— start Data for this exercise —

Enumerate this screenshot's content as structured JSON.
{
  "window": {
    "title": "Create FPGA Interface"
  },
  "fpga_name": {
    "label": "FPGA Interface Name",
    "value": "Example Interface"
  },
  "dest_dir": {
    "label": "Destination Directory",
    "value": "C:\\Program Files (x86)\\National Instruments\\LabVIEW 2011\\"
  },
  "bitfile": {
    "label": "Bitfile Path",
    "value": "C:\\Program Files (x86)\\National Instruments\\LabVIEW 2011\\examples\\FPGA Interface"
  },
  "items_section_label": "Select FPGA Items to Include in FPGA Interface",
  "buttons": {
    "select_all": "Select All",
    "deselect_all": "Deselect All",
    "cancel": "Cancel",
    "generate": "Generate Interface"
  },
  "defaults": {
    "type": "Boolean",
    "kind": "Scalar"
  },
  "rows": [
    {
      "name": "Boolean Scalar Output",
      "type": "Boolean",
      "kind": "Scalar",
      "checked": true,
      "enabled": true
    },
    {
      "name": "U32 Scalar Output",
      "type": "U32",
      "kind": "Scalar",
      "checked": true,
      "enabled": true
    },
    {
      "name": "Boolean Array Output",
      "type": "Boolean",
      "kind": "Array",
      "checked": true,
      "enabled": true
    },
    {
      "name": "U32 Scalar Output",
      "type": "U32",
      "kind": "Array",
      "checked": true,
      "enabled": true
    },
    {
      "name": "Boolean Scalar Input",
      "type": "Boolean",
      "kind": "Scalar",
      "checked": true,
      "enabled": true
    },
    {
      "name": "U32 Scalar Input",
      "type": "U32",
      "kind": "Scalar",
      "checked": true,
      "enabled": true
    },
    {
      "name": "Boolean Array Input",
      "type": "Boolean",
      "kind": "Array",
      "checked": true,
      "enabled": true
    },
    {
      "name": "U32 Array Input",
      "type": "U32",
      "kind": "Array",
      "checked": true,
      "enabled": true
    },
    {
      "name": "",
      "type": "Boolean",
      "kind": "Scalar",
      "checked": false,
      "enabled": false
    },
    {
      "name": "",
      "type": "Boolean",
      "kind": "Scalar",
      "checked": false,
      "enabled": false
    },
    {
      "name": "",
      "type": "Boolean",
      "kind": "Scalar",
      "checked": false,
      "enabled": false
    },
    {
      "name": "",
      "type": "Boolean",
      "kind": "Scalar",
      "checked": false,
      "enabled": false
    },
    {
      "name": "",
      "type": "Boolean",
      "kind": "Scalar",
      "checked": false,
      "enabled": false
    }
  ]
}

— end Data for this exercise —

▶ _What the task requires_
Take each line containing the string "Files" and copy it out.

▶ _Solution to this exercise_
    "value": "C:\\Program Files (x86)\\National Instruments\\LabVIEW 2011\\"
    "value": "C:\\Program Files (x86)\\National Instruments\\LabVIEW 2011\\examples\\FPGA Interface"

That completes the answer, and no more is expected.